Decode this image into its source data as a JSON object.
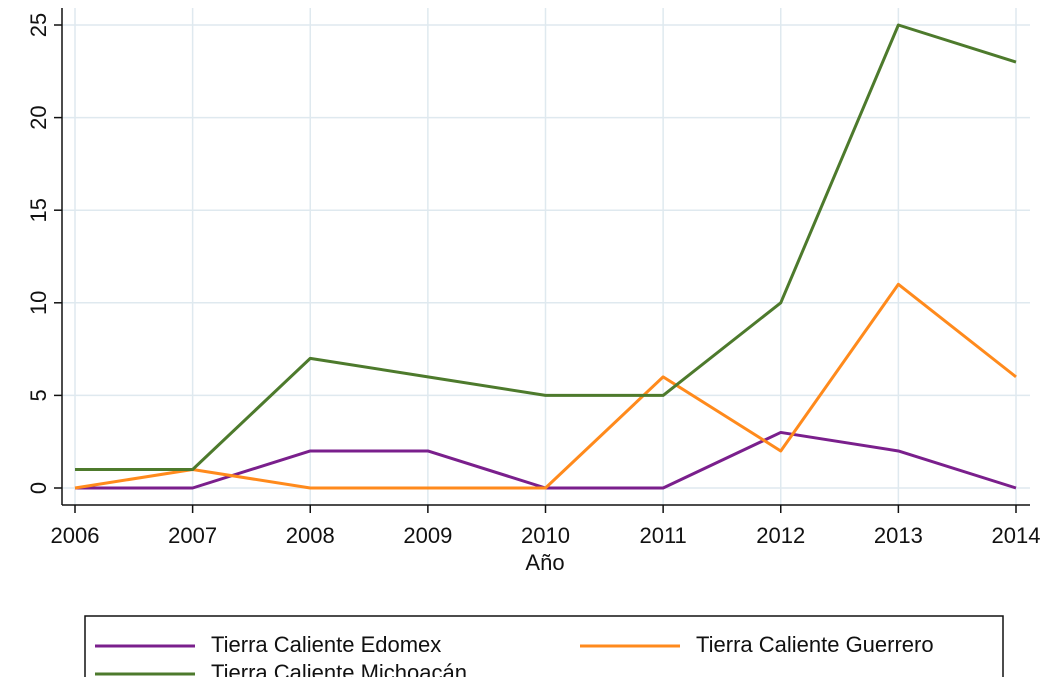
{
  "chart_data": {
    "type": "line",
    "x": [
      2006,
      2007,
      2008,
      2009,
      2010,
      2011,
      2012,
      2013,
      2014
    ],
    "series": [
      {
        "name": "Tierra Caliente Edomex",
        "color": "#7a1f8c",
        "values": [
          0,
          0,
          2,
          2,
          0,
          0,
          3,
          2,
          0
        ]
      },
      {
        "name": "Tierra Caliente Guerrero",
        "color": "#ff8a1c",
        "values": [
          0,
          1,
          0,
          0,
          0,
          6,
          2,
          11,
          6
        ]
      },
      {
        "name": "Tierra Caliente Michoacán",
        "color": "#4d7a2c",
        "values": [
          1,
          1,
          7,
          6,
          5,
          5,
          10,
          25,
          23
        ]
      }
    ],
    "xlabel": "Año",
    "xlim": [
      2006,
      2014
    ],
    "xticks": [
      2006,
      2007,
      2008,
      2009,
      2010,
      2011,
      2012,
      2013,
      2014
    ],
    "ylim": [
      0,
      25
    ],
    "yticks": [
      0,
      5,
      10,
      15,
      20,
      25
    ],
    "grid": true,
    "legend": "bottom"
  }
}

### Problem
Exclude the pictures, and transcribe all of the material exactly.

### Finished answer
Decode this image into its source data as a JSON object.
{
  "chart_data": {
    "type": "line",
    "x": [
      2006,
      2007,
      2008,
      2009,
      2010,
      2011,
      2012,
      2013,
      2014
    ],
    "series": [
      {
        "name": "Tierra Caliente Edomex",
        "color": "#7a1f8c",
        "values": [
          0,
          0,
          2,
          2,
          0,
          0,
          3,
          2,
          0
        ]
      },
      {
        "name": "Tierra Caliente Guerrero",
        "color": "#ff8a1c",
        "values": [
          0,
          1,
          0,
          0,
          0,
          6,
          2,
          11,
          6
        ]
      },
      {
        "name": "Tierra Caliente Michoacán",
        "color": "#4d7a2c",
        "values": [
          1,
          1,
          7,
          6,
          5,
          5,
          10,
          25,
          23
        ]
      }
    ],
    "xlabel": "Año",
    "xlim": [
      2006,
      2014
    ],
    "xticks": [
      2006,
      2007,
      2008,
      2009,
      2010,
      2011,
      2012,
      2013,
      2014
    ],
    "ylim": [
      0,
      25
    ],
    "yticks": [
      0,
      5,
      10,
      15,
      20,
      25
    ],
    "grid": true,
    "legend": "bottom"
  }
}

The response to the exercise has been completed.